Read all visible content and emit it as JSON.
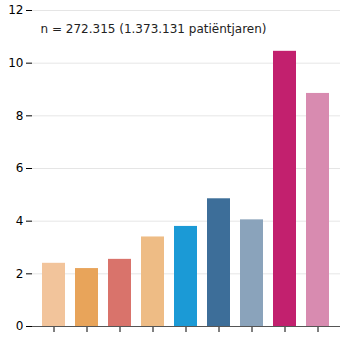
{
  "chart_data": {
    "type": "bar",
    "annotation": "n = 272.315 (1.373.131 patiëntjaren)",
    "categories": [
      null,
      null,
      null,
      null,
      null,
      null,
      null,
      null,
      null
    ],
    "values": [
      2.4,
      2.2,
      2.55,
      3.4,
      3.8,
      4.85,
      4.05,
      10.45,
      8.85
    ],
    "colors": [
      "#f2c49b",
      "#e8a45a",
      "#d9736b",
      "#eebc85",
      "#1b9ad6",
      "#3d6e99",
      "#8aa3bb",
      "#c2206e",
      "#d88bb0"
    ],
    "ylim": [
      0,
      12
    ],
    "yticks": [
      0,
      2,
      4,
      6,
      8,
      10,
      12
    ],
    "grid": true,
    "tick_labels": "y"
  }
}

◇ ◇ ◇ ◇

▶ [WHAT YOU WILL DO]
Transcribe all of the records above character for character. Exclude the pictures.

▶ [RESPONSE TO THE EXERCISE]
Read all visible content and emit it as JSON.
{
  "chart_data": {
    "type": "bar",
    "annotation": "n = 272.315 (1.373.131 patiëntjaren)",
    "categories": [
      null,
      null,
      null,
      null,
      null,
      null,
      null,
      null,
      null
    ],
    "values": [
      2.4,
      2.2,
      2.55,
      3.4,
      3.8,
      4.85,
      4.05,
      10.45,
      8.85
    ],
    "colors": [
      "#f2c49b",
      "#e8a45a",
      "#d9736b",
      "#eebc85",
      "#1b9ad6",
      "#3d6e99",
      "#8aa3bb",
      "#c2206e",
      "#d88bb0"
    ],
    "ylim": [
      0,
      12
    ],
    "yticks": [
      0,
      2,
      4,
      6,
      8,
      10,
      12
    ],
    "grid": true,
    "tick_labels": "y"
  }
}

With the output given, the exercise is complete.